Rows from a figure dataset
%%

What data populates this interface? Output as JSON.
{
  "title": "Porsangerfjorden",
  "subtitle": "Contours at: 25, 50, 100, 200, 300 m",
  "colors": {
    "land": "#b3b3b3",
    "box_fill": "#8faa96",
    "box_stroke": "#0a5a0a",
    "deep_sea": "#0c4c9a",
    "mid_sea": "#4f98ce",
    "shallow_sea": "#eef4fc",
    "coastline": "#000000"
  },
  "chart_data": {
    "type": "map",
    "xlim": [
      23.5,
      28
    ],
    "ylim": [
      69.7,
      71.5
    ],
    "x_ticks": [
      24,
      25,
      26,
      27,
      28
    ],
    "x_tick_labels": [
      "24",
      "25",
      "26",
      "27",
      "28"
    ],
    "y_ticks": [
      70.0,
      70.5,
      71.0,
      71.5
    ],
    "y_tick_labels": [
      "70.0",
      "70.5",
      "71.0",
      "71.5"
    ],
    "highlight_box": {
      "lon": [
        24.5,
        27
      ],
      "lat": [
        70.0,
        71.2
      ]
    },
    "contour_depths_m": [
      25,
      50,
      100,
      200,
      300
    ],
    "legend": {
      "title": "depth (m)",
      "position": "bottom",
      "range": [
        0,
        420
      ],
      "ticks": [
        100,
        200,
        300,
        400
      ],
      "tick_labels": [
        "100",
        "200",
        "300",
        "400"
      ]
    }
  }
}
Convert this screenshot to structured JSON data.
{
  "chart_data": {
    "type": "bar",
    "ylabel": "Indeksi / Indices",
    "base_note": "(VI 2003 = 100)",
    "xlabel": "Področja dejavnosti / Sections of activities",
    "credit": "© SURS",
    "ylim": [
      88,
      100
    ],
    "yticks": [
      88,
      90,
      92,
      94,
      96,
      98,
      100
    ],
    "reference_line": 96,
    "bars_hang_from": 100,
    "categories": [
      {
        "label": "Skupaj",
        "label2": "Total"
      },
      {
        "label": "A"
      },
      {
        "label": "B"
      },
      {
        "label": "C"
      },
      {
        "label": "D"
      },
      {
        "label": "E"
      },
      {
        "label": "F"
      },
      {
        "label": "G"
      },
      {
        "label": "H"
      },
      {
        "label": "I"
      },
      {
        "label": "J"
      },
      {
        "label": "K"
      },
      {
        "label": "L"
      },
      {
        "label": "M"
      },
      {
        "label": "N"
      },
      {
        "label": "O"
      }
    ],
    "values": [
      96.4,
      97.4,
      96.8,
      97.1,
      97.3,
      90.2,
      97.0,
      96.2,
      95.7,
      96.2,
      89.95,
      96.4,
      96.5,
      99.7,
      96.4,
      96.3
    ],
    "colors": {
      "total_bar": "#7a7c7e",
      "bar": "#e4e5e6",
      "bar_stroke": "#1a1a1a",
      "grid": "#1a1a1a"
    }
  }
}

%%

Copy out the full material exactly as it appears.

What data populates this interface? Output as JSON.
{
  "title": "Porsangerfjorden",
  "subtitle": "Contours at: 25, 50, 100, 200, 300 m",
  "colors": {
    "land": "#b3b3b3",
    "box_fill": "#8faa96",
    "box_stroke": "#0a5a0a",
    "deep_sea": "#0c4c9a",
    "mid_sea": "#4f98ce",
    "shallow_sea": "#eef4fc",
    "coastline": "#000000"
  },
  "chart_data": {
    "type": "map",
    "xlim": [
      23.5,
      28
    ],
    "ylim": [
      69.7,
      71.5
    ],
    "x_ticks": [
      24,
      25,
      26,
      27,
      28
    ],
    "x_tick_labels": [
      "24",
      "25",
      "26",
      "27",
      "28"
    ],
    "y_ticks": [
      70.0,
      70.5,
      71.0,
      71.5
    ],
    "y_tick_labels": [
      "70.0",
      "70.5",
      "71.0",
      "71.5"
    ],
    "highlight_box": {
      "lon": [
        24.5,
        27
      ],
      "lat": [
        70.0,
        71.2
      ]
    },
    "contour_depths_m": [
      25,
      50,
      100,
      200,
      300
    ],
    "legend": {
      "title": "depth (m)",
      "position": "bottom",
      "range": [
        0,
        420
      ],
      "ticks": [
        100,
        200,
        300,
        400
      ],
      "tick_labels": [
        "100",
        "200",
        "300",
        "400"
      ]
    }
  }
}
Convert this screenshot to structured JSON data.
{
  "chart_data": {
    "type": "bar",
    "ylabel": "Indeksi / Indices",
    "base_note": "(VI 2003 = 100)",
    "xlabel": "Področja dejavnosti / Sections of activities",
    "credit": "© SURS",
    "ylim": [
      88,
      100
    ],
    "yticks": [
      88,
      90,
      92,
      94,
      96,
      98,
      100
    ],
    "reference_line": 96,
    "bars_hang_from": 100,
    "categories": [
      {
        "label": "Skupaj",
        "label2": "Total"
      },
      {
        "label": "A"
      },
      {
        "label": "B"
      },
      {
        "label": "C"
      },
      {
        "label": "D"
      },
      {
        "label": "E"
      },
      {
        "label": "F"
      },
      {
        "label": "G"
      },
      {
        "label": "H"
      },
      {
        "label": "I"
      },
      {
        "label": "J"
      },
      {
        "label": "K"
      },
      {
        "label": "L"
      },
      {
        "label": "M"
      },
      {
        "label": "N"
      },
      {
        "label": "O"
      }
    ],
    "values": [
      96.4,
      97.4,
      96.8,
      97.1,
      97.3,
      90.2,
      97.0,
      96.2,
      95.7,
      96.2,
      89.95,
      96.4,
      96.5,
      99.7,
      96.4,
      96.3
    ],
    "colors": {
      "total_bar": "#7a7c7e",
      "bar": "#e4e5e6",
      "bar_stroke": "#1a1a1a",
      "grid": "#1a1a1a"
    }
  }
}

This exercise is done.